● Short task: Identify all lines in the data containing the string "nhận". Copy them out.

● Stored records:
--- START ---

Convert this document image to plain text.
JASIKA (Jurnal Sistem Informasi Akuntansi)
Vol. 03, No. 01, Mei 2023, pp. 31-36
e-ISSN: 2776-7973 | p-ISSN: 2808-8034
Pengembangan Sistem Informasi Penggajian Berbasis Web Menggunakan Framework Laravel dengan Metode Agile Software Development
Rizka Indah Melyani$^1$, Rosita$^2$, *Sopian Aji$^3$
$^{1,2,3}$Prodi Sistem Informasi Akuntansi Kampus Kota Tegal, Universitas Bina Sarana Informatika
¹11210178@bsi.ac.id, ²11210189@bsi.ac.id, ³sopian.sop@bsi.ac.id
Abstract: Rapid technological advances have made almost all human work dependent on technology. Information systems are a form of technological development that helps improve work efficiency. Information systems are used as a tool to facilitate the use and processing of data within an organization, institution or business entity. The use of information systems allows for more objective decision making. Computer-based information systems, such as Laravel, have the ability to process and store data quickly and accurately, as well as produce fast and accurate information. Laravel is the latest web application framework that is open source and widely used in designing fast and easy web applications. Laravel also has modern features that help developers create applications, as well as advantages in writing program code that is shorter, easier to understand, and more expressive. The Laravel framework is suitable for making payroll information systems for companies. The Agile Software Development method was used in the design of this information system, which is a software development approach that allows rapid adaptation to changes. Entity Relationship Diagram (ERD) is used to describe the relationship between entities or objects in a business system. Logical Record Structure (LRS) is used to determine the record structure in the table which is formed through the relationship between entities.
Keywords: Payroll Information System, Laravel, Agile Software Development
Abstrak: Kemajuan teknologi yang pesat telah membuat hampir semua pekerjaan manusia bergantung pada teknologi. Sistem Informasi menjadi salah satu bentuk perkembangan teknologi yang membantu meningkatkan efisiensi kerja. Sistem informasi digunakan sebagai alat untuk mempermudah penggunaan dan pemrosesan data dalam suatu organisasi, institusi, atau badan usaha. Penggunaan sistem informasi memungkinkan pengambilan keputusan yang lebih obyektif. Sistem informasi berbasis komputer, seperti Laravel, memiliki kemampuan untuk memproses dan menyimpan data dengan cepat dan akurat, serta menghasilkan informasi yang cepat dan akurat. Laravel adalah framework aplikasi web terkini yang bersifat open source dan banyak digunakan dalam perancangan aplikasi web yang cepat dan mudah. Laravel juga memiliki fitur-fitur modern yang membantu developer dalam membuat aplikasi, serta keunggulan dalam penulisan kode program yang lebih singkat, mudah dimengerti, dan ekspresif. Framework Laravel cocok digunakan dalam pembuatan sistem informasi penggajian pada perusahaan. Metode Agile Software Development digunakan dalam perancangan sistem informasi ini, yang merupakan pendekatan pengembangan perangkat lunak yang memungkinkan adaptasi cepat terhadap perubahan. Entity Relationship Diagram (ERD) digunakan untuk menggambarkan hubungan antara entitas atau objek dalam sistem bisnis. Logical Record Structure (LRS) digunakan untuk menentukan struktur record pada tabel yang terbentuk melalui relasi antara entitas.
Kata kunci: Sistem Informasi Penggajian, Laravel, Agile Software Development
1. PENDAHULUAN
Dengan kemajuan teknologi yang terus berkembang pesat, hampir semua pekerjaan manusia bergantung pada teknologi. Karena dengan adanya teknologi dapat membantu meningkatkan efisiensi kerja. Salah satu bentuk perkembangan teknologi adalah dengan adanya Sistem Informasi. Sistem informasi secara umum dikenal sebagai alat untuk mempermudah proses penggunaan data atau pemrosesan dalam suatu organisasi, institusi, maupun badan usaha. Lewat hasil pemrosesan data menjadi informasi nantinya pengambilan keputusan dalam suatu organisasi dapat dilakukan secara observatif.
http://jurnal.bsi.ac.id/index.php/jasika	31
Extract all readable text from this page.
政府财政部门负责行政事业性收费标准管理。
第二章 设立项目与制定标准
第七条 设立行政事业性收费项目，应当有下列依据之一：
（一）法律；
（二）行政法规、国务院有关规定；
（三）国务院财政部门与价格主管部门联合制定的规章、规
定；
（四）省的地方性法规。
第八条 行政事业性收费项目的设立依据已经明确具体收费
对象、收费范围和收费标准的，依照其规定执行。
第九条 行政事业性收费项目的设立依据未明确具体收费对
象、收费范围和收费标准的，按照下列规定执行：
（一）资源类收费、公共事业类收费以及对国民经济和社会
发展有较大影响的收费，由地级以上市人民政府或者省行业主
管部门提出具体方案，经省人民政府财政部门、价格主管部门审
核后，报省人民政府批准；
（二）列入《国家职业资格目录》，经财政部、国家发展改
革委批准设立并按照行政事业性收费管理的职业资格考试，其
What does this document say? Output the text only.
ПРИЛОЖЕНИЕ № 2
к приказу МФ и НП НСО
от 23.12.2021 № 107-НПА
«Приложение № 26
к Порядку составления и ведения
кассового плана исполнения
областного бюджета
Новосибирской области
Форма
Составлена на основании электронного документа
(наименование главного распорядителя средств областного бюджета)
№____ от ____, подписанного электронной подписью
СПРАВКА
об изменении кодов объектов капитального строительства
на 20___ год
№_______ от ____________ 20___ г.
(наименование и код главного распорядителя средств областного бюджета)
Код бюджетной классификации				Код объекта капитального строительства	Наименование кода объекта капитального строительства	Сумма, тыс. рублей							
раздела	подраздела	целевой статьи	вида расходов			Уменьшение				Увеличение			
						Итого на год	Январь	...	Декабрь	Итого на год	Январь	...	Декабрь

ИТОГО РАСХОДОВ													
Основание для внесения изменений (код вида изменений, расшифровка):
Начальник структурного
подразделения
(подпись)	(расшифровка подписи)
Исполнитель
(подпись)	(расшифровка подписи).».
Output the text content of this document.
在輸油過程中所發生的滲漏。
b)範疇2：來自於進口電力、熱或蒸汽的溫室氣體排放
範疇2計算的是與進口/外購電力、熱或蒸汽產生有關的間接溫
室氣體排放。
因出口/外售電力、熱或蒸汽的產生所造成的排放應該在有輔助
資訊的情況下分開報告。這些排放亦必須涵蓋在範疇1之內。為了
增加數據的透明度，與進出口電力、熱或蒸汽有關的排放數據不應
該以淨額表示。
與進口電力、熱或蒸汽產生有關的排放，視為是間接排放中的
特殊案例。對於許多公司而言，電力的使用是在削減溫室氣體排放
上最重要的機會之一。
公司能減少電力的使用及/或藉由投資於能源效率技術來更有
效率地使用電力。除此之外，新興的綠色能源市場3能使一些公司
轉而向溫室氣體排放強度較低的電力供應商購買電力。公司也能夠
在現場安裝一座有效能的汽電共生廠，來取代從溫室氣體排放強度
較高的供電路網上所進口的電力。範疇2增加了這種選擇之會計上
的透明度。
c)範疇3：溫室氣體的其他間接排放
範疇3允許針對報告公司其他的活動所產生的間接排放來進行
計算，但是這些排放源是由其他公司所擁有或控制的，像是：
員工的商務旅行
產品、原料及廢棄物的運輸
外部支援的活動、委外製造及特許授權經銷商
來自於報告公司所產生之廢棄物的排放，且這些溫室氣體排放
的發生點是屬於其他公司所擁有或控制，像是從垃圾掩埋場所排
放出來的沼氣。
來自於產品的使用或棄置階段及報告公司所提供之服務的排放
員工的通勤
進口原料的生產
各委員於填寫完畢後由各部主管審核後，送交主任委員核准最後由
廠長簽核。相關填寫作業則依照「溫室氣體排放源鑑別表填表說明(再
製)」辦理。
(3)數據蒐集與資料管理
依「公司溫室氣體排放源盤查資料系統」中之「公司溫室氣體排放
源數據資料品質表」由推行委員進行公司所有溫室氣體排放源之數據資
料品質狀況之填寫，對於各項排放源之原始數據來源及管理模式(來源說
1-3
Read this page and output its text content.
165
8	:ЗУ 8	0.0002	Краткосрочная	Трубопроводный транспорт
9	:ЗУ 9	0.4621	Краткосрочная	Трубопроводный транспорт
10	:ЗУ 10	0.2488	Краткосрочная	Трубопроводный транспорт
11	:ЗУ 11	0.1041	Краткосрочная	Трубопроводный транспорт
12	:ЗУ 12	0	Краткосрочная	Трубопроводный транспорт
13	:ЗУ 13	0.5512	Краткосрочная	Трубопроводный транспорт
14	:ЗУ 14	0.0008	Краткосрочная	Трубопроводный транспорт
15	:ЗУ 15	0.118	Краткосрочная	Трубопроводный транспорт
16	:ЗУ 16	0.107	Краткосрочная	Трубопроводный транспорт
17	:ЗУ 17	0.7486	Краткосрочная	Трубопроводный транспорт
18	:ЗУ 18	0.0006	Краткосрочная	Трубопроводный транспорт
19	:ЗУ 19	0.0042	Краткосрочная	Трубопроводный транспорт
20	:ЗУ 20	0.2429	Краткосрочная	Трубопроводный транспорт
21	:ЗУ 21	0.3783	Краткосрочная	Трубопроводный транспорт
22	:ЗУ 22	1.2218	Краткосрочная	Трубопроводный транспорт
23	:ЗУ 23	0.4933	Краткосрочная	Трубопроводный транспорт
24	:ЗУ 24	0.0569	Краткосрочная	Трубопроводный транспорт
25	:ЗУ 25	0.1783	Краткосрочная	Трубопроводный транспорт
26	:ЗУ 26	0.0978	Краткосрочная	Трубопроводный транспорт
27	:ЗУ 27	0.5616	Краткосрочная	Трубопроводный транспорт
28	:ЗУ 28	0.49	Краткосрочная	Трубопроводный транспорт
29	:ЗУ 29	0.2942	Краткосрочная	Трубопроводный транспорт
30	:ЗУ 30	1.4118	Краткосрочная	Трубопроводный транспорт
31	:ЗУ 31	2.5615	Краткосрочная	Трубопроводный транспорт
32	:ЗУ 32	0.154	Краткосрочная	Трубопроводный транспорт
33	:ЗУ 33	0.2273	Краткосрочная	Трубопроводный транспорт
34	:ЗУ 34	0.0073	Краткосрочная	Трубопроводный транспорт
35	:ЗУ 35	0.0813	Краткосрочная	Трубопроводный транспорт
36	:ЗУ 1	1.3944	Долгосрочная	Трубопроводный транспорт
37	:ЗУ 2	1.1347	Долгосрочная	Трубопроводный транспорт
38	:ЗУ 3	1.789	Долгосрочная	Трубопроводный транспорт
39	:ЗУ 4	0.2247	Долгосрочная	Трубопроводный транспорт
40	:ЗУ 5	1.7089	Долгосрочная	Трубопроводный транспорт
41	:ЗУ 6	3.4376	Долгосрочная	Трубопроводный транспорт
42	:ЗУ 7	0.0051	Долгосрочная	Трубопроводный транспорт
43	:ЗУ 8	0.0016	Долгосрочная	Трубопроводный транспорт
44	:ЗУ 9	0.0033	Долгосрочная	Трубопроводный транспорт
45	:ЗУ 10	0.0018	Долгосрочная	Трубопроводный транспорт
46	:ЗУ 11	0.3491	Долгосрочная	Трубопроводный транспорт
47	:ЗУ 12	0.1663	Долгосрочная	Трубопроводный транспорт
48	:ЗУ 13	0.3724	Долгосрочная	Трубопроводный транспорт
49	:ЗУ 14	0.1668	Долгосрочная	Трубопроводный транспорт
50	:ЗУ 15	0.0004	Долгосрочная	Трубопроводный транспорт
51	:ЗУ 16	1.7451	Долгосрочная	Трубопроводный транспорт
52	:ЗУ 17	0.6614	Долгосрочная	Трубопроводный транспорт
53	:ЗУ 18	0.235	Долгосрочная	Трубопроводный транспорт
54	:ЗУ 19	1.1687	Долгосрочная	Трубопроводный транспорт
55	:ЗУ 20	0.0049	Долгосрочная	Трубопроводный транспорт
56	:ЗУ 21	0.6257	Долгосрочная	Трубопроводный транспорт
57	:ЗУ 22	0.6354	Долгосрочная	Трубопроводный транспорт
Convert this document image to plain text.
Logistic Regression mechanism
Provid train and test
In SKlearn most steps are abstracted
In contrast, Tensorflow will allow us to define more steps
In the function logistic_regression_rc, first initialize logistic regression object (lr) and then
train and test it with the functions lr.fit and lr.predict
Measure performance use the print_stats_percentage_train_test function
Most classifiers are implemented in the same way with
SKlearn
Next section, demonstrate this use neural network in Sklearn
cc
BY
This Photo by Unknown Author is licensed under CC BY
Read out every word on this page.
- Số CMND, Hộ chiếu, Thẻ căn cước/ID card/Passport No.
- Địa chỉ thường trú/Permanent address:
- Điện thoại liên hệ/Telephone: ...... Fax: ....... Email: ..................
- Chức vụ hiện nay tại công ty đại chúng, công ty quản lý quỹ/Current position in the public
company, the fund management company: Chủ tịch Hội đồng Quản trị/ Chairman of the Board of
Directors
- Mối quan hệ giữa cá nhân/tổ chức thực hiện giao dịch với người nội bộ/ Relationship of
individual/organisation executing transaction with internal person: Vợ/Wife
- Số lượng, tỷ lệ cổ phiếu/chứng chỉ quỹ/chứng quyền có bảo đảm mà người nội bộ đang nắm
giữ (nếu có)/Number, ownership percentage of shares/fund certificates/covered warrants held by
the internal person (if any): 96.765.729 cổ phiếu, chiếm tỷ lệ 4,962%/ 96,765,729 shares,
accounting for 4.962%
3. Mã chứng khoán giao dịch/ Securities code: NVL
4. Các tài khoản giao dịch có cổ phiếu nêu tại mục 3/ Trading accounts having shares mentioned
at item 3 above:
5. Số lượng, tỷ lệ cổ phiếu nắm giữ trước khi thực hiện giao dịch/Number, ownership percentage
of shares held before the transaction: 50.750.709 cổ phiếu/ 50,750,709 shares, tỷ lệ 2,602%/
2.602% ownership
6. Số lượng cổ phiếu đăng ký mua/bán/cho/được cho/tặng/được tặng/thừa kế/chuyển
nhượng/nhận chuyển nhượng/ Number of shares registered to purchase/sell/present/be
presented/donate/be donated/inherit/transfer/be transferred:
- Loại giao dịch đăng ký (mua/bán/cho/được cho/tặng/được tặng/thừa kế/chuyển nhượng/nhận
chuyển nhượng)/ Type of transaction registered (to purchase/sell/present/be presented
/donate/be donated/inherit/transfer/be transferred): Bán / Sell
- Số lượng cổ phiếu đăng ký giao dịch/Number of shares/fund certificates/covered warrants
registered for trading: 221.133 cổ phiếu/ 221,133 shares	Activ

--- END ---

● Reply to the exercise:
nhượng/nhận chuyển nhượng/ Number of shares registered to purchase/sell/present/be
- Loại giao dịch đăng ký (mua/bán/cho/được cho/tặng/được tặng/thừa kế/chuyển nhượng/nhận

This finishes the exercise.